_MATERIAL FOR THIS TASK_
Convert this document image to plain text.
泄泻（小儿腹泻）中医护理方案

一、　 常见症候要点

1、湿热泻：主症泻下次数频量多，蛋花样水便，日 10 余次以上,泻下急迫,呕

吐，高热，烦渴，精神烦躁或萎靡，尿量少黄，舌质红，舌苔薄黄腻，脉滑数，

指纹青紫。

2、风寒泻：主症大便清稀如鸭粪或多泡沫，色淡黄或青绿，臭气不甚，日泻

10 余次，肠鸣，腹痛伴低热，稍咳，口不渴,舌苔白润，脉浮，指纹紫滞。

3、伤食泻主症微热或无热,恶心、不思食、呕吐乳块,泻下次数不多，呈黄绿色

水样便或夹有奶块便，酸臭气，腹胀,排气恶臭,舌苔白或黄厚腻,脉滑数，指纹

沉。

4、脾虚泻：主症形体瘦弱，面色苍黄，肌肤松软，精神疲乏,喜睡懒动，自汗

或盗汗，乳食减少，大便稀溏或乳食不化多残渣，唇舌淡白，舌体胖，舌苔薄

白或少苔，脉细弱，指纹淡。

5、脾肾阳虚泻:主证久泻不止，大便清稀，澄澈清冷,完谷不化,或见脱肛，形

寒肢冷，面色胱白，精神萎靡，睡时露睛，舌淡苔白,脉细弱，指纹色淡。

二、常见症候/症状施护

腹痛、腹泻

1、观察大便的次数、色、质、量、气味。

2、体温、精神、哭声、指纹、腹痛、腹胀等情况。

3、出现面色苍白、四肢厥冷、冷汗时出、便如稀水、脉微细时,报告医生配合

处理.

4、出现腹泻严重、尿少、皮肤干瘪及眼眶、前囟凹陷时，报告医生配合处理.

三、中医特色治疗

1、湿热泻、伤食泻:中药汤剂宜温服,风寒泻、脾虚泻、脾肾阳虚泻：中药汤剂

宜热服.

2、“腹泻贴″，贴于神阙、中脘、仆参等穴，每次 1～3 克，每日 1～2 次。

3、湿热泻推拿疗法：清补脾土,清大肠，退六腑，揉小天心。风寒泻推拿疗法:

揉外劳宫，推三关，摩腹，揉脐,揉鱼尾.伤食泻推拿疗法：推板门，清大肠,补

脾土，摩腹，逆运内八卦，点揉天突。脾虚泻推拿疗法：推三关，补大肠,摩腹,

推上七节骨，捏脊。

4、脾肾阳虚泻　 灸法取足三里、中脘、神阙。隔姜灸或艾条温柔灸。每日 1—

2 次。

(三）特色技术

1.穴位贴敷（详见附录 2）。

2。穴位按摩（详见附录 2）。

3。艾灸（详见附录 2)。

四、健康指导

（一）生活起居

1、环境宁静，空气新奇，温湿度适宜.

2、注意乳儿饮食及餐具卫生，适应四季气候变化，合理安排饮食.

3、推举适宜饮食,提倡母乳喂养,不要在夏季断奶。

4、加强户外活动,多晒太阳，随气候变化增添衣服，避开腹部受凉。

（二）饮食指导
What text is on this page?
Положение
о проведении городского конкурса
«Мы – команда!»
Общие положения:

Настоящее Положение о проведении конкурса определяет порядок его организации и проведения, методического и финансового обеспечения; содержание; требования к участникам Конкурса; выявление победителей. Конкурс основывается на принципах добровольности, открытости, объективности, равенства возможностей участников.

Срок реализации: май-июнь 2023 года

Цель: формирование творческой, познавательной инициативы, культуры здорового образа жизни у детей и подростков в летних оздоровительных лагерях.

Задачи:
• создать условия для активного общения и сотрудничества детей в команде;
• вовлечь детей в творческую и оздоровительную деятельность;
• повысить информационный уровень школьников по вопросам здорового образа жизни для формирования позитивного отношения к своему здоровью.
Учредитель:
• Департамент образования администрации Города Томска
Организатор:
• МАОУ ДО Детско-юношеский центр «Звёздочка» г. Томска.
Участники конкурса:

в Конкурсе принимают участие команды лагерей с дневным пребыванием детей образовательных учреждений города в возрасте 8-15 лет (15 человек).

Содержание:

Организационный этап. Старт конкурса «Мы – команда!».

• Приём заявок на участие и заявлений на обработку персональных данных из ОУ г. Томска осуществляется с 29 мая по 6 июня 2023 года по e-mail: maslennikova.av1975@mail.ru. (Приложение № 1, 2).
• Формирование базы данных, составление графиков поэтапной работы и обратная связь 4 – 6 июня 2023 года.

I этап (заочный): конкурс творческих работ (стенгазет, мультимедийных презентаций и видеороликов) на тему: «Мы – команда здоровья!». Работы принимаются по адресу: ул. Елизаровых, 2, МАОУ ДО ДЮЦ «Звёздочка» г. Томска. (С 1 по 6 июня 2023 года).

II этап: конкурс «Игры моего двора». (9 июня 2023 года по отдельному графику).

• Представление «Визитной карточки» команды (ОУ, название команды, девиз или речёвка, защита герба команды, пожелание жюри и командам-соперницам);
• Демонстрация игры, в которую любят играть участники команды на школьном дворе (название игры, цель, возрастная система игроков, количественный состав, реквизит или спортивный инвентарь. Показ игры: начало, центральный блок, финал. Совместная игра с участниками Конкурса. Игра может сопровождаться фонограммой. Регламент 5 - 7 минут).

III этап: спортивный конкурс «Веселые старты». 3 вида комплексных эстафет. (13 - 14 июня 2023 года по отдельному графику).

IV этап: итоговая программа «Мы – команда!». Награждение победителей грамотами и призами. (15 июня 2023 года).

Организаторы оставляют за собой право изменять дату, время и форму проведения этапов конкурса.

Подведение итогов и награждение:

_OBJECTIVE_
Repeat each entry word for word.

_TASK OUTPUT_
Convert this document image to plain text.
泄泻（小儿腹泻）中医护理方案

一、　 常见症候要点

1、湿热泻：主症泻下次数频量多，蛋花样水便，日 10 余次以上,泻下急迫,呕

吐，高热，烦渴，精神烦躁或萎靡，尿量少黄，舌质红，舌苔薄黄腻，脉滑数，

指纹青紫。

2、风寒泻：主症大便清稀如鸭粪或多泡沫，色淡黄或青绿，臭气不甚，日泻

10 余次，肠鸣，腹痛伴低热，稍咳，口不渴,舌苔白润，脉浮，指纹紫滞。

3、伤食泻主症微热或无热,恶心、不思食、呕吐乳块,泻下次数不多，呈黄绿色

水样便或夹有奶块便，酸臭气，腹胀,排气恶臭,舌苔白或黄厚腻,脉滑数，指纹

沉。

4、脾虚泻：主症形体瘦弱，面色苍黄，肌肤松软，精神疲乏,喜睡懒动，自汗

或盗汗，乳食减少，大便稀溏或乳食不化多残渣，唇舌淡白，舌体胖，舌苔薄

白或少苔，脉细弱，指纹淡。

5、脾肾阳虚泻:主证久泻不止，大便清稀，澄澈清冷,完谷不化,或见脱肛，形

寒肢冷，面色胱白，精神萎靡，睡时露睛，舌淡苔白,脉细弱，指纹色淡。

二、常见症候/症状施护

腹痛、腹泻

1、观察大便的次数、色、质、量、气味。

2、体温、精神、哭声、指纹、腹痛、腹胀等情况。

3、出现面色苍白、四肢厥冷、冷汗时出、便如稀水、脉微细时,报告医生配合

处理.

4、出现腹泻严重、尿少、皮肤干瘪及眼眶、前囟凹陷时，报告医生配合处理.

三、中医特色治疗

1、湿热泻、伤食泻:中药汤剂宜温服,风寒泻、脾虚泻、脾肾阳虚泻：中药汤剂

宜热服.

2、“腹泻贴″，贴于神阙、中脘、仆参等穴，每次 1～3 克，每日 1～2 次。

3、湿热泻推拿疗法：清补脾土,清大肠，退六腑，揉小天心。风寒泻推拿疗法:

揉外劳宫，推三关，摩腹，揉脐,揉鱼尾.伤食泻推拿疗法：推板门，清大肠,补

脾土，摩腹，逆运内八卦，点揉天突。脾虚泻推拿疗法：推三关，补大肠,摩腹,

推上七节骨，捏脊。

4、脾肾阳虚泻　 灸法取足三里、中脘、神阙。隔姜灸或艾条温柔灸。每日 1—

2 次。

(三）特色技术

1.穴位贴敷（详见附录 2）。

2。穴位按摩（详见附录 2）。

3。艾灸（详见附录 2)。

四、健康指导

（一）生活起居

1、环境宁静，空气新奇，温湿度适宜.

2、注意乳儿饮食及餐具卫生，适应四季气候变化，合理安排饮食.

3、推举适宜饮食,提倡母乳喂养,不要在夏季断奶。

4、加强户外活动,多晒太阳，随气候变化增添衣服，避开腹部受凉。

（二）饮食指导
What text is on this page?
Положение
о проведении городского конкурса
«Мы – команда!»
Общие положения:

Настоящее Положение о проведении конкурса определяет порядок его организации и проведения, методического и финансового обеспечения; содержание; требования к участникам Конкурса; выявление победителей. Конкурс основывается на принципах добровольности, открытости, объективности, равенства возможностей участников.

Срок реализации: май-июнь 2023 года

Цель: формирование творческой, познавательной инициативы, культуры здорового образа жизни у детей и подростков в летних оздоровительных лагерях.

Задачи:
• создать условия для активного общения и сотрудничества детей в команде;
• вовлечь детей в творческую и оздоровительную деятельность;
• повысить информационный уровень школьников по вопросам здорового образа жизни для формирования позитивного отношения к своему здоровью.
Учредитель:
• Департамент образования администрации Города Томска
Организатор:
• МАОУ ДО Детско-юношеский центр «Звёздочка» г. Томска.
Участники конкурса:

в Конкурсе принимают участие команды лагерей с дневным пребыванием детей образовательных учреждений города в возрасте 8-15 лет (15 человек).

Содержание:

Организационный этап. Старт конкурса «Мы – команда!».

• Приём заявок на участие и заявлений на обработку персональных данных из ОУ г. Томска осуществляется с 29 мая по 6 июня 2023 года по e-mail: maslennikova.av1975@mail.ru. (Приложение № 1, 2).
• Формирование базы данных, составление графиков поэтапной работы и обратная связь 4 – 6 июня 2023 года.

I этап (заочный): конкурс творческих работ (стенгазет, мультимедийных презентаций и видеороликов) на тему: «Мы – команда здоровья!». Работы принимаются по адресу: ул. Елизаровых, 2, МАОУ ДО ДЮЦ «Звёздочка» г. Томска. (С 1 по 6 июня 2023 года).

II этап: конкурс «Игры моего двора». (9 июня 2023 года по отдельному графику).

• Представление «Визитной карточки» команды (ОУ, название команды, девиз или речёвка, защита герба команды, пожелание жюри и командам-соперницам);
• Демонстрация игры, в которую любят играть участники команды на школьном дворе (название игры, цель, возрастная система игроков, количественный состав, реквизит или спортивный инвентарь. Показ игры: начало, центральный блок, финал. Совместная игра с участниками Конкурса. Игра может сопровождаться фонограммой. Регламент 5 - 7 минут).

III этап: спортивный конкурс «Веселые старты». 3 вида комплексных эстафет. (13 - 14 июня 2023 года по отдельному графику).

IV этап: итоговая программа «Мы – команда!». Награждение победителей грамотами и призами. (15 июня 2023 года).

Организаторы оставляют за собой право изменять дату, время и форму проведения этапов конкурса.

Подведение итогов и награждение:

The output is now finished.